= Challenge =
Repeat every line of the material, character for character.
========
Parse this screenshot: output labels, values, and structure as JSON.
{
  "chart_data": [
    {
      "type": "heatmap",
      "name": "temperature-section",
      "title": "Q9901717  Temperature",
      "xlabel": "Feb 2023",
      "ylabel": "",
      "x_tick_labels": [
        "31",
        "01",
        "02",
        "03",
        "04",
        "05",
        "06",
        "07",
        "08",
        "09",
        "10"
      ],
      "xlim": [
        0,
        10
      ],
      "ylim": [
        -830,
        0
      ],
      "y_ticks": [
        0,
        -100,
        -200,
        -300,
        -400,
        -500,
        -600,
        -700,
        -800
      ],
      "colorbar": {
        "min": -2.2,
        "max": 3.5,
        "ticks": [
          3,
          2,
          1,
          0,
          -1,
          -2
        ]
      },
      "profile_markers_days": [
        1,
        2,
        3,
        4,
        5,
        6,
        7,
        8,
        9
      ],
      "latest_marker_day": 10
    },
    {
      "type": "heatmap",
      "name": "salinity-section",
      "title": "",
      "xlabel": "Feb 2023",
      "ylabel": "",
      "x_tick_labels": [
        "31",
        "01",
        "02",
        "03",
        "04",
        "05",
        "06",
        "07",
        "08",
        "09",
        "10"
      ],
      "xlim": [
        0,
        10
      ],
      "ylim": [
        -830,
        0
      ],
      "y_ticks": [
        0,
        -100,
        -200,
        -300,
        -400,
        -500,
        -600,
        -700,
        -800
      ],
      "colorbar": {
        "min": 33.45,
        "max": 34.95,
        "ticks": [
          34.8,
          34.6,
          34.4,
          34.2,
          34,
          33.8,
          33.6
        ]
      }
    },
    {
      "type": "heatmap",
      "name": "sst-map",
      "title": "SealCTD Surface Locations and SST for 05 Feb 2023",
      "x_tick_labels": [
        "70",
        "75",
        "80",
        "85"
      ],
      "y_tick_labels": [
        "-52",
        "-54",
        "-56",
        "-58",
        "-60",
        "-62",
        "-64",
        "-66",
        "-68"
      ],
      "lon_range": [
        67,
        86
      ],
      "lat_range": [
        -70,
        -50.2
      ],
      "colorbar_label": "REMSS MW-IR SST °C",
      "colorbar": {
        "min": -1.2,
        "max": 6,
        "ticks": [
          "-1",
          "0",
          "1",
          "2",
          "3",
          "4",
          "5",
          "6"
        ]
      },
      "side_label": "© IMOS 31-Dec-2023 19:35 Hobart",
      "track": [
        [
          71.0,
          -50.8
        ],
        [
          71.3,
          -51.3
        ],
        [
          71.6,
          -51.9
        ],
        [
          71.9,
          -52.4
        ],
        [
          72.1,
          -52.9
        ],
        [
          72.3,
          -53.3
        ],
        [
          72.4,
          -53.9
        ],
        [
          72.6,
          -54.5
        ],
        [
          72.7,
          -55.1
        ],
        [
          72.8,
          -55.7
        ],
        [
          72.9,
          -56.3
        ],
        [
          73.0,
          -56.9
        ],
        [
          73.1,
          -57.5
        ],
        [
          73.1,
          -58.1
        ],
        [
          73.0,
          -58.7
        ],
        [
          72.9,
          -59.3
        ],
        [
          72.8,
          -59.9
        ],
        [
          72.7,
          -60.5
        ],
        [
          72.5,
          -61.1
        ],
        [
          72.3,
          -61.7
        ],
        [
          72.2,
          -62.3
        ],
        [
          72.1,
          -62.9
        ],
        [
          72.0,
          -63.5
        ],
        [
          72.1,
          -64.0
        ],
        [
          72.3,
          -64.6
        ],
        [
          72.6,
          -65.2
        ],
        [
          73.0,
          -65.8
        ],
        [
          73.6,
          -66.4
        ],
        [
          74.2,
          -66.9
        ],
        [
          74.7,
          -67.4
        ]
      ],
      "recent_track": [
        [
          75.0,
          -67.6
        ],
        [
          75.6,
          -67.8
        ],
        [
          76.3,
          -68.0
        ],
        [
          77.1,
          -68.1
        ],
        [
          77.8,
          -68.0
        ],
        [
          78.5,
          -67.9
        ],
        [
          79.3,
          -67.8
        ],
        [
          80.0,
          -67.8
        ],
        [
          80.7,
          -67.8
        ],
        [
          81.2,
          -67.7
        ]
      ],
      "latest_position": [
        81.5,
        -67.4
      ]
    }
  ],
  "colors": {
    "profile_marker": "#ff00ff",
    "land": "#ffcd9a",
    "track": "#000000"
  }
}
========
= Finished exercise =
Parse this screenshot: output labels, values, and structure as JSON.
{
  "chart_data": [
    {
      "type": "heatmap",
      "name": "temperature-section",
      "title": "Q9901717  Temperature",
      "xlabel": "Feb 2023",
      "ylabel": "",
      "x_tick_labels": [
        "31",
        "01",
        "02",
        "03",
        "04",
        "05",
        "06",
        "07",
        "08",
        "09",
        "10"
      ],
      "xlim": [
        0,
        10
      ],
      "ylim": [
        -830,
        0
      ],
      "y_ticks": [
        0,
        -100,
        -200,
        -300,
        -400,
        -500,
        -600,
        -700,
        -800
      ],
      "colorbar": {
        "min": -2.2,
        "max": 3.5,
        "ticks": [
          3,
          2,
          1,
          0,
          -1,
          -2
        ]
      },
      "profile_markers_days": [
        1,
        2,
        3,
        4,
        5,
        6,
        7,
        8,
        9
      ],
      "latest_marker_day": 10
    },
    {
      "type": "heatmap",
      "name": "salinity-section",
      "title": "",
      "xlabel": "Feb 2023",
      "ylabel": "",
      "x_tick_labels": [
        "31",
        "01",
        "02",
        "03",
        "04",
        "05",
        "06",
        "07",
        "08",
        "09",
        "10"
      ],
      "xlim": [
        0,
        10
      ],
      "ylim": [
        -830,
        0
      ],
      "y_ticks": [
        0,
        -100,
        -200,
        -300,
        -400,
        -500,
        -600,
        -700,
        -800
      ],
      "colorbar": {
        "min": 33.45,
        "max": 34.95,
        "ticks": [
          34.8,
          34.6,
          34.4,
          34.2,
          34,
          33.8,
          33.6
        ]
      }
    },
    {
      "type": "heatmap",
      "name": "sst-map",
      "title": "SealCTD Surface Locations and SST for 05 Feb 2023",
      "x_tick_labels": [
        "70",
        "75",
        "80",
        "85"
      ],
      "y_tick_labels": [
        "-52",
        "-54",
        "-56",
        "-58",
        "-60",
        "-62",
        "-64",
        "-66",
        "-68"
      ],
      "lon_range": [
        67,
        86
      ],
      "lat_range": [
        -70,
        -50.2
      ],
      "colorbar_label": "REMSS MW-IR SST °C",
      "colorbar": {
        "min": -1.2,
        "max": 6,
        "ticks": [
          "-1",
          "0",
          "1",
          "2",
          "3",
          "4",
          "5",
          "6"
        ]
      },
      "side_label": "© IMOS 31-Dec-2023 19:35 Hobart",
      "track": [
        [
          71.0,
          -50.8
        ],
        [
          71.3,
          -51.3
        ],
        [
          71.6,
          -51.9
        ],
        [
          71.9,
          -52.4
        ],
        [
          72.1,
          -52.9
        ],
        [
          72.3,
          -53.3
        ],
        [
          72.4,
          -53.9
        ],
        [
          72.6,
          -54.5
        ],
        [
          72.7,
          -55.1
        ],
        [
          72.8,
          -55.7
        ],
        [
          72.9,
          -56.3
        ],
        [
          73.0,
          -56.9
        ],
        [
          73.1,
          -57.5
        ],
        [
          73.1,
          -58.1
        ],
        [
          73.0,
          -58.7
        ],
        [
          72.9,
          -59.3
        ],
        [
          72.8,
          -59.9
        ],
        [
          72.7,
          -60.5
        ],
        [
          72.5,
          -61.1
        ],
        [
          72.3,
          -61.7
        ],
        [
          72.2,
          -62.3
        ],
        [
          72.1,
          -62.9
        ],
        [
          72.0,
          -63.5
        ],
        [
          72.1,
          -64.0
        ],
        [
          72.3,
          -64.6
        ],
        [
          72.6,
          -65.2
        ],
        [
          73.0,
          -65.8
        ],
        [
          73.6,
          -66.4
        ],
        [
          74.2,
          -66.9
        ],
        [
          74.7,
          -67.4
        ]
      ],
      "recent_track": [
        [
          75.0,
          -67.6
        ],
        [
          75.6,
          -67.8
        ],
        [
          76.3,
          -68.0
        ],
        [
          77.1,
          -68.1
        ],
        [
          77.8,
          -68.0
        ],
        [
          78.5,
          -67.9
        ],
        [
          79.3,
          -67.8
        ],
        [
          80.0,
          -67.8
        ],
        [
          80.7,
          -67.8
        ],
        [
          81.2,
          -67.7
        ]
      ],
      "latest_position": [
        81.5,
        -67.4
      ]
    }
  ],
  "colors": {
    "profile_marker": "#ff00ff",
    "land": "#ffcd9a",
    "track": "#000000"
  }
}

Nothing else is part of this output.